Your objective: Below are the records; collect from them each line containing the string "document".

Given entries:
>> Begin

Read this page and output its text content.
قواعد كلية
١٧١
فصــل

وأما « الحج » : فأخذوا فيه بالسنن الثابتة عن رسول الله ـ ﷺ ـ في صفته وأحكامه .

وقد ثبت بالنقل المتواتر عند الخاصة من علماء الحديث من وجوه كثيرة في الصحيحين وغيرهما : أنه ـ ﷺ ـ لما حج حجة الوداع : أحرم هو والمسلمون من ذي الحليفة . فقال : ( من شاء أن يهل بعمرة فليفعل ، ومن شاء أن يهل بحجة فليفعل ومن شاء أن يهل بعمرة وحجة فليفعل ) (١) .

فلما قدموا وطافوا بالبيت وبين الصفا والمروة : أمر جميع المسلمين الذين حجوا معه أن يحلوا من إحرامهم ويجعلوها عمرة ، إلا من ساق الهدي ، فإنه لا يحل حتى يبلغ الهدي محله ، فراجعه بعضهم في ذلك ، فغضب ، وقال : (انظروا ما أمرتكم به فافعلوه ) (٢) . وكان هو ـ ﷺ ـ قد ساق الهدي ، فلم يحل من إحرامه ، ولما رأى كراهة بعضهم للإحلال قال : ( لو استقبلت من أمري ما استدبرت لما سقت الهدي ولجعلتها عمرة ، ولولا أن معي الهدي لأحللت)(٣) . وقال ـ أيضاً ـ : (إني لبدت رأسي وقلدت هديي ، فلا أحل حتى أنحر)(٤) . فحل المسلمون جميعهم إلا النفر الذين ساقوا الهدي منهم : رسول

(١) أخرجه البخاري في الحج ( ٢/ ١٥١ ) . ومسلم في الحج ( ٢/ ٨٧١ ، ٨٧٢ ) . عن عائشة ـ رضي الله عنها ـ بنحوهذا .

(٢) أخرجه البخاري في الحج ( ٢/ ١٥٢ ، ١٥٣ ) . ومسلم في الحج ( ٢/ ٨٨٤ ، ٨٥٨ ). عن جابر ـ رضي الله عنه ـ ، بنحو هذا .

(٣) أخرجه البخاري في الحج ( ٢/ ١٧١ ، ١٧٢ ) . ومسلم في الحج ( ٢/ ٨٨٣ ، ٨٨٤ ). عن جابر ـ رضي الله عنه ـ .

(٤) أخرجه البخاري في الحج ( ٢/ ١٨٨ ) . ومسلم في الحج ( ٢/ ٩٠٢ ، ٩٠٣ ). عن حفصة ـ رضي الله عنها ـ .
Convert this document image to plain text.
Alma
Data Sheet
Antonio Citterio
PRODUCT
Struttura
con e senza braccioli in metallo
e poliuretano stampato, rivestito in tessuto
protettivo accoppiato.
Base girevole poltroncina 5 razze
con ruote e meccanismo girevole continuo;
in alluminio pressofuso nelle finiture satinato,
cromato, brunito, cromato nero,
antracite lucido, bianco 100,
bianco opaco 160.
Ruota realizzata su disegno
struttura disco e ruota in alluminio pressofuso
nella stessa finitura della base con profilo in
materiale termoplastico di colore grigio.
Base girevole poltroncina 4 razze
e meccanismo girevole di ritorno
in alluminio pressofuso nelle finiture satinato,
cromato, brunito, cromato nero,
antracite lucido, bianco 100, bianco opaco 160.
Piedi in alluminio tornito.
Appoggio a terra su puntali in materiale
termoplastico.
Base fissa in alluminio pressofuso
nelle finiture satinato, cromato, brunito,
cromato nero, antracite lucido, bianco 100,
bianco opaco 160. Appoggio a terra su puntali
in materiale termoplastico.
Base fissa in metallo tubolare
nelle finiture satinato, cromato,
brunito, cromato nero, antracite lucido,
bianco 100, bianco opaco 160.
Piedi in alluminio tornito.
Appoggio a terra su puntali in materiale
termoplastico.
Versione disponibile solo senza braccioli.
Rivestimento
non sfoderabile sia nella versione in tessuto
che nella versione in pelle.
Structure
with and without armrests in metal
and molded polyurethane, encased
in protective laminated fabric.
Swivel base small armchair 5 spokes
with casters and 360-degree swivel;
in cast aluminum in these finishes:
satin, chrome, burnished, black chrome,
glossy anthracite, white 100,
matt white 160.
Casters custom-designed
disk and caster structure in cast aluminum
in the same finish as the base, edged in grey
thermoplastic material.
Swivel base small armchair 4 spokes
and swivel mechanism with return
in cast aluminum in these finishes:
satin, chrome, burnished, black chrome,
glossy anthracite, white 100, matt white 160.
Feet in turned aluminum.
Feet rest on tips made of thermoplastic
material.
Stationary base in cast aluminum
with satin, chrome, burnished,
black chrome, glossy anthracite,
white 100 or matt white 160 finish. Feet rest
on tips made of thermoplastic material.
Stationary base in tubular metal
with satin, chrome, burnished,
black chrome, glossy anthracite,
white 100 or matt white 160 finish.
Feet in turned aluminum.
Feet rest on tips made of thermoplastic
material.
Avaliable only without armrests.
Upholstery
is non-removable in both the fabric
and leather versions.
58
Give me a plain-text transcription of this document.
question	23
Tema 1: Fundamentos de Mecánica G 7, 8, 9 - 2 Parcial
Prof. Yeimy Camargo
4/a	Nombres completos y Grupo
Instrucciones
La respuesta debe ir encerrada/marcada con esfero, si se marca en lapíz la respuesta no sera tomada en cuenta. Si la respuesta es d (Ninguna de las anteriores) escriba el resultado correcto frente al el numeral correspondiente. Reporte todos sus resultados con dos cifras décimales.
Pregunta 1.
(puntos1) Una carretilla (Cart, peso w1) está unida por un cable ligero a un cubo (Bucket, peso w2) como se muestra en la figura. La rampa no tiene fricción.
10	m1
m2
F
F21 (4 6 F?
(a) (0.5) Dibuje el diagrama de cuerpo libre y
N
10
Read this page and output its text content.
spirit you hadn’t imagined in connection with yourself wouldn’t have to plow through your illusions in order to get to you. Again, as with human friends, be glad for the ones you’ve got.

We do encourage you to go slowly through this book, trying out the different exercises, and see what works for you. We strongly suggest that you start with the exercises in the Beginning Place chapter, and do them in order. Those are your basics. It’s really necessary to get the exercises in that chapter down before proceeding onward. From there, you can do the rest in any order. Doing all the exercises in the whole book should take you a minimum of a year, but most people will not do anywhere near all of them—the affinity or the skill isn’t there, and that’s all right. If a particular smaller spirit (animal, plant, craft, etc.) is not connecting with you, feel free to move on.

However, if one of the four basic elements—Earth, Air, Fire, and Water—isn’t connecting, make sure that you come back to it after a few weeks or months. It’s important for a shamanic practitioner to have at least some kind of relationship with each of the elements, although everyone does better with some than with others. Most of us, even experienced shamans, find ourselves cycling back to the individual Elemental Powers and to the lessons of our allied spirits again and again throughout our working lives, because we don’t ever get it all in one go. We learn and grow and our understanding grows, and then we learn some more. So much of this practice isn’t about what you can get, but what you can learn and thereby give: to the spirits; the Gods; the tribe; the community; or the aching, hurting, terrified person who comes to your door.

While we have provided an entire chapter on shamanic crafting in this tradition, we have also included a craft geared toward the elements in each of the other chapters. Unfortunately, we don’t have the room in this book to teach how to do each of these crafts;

>> End

Worked solution:
Convert this document image to plain text.
Give me a plain-text transcription of this document.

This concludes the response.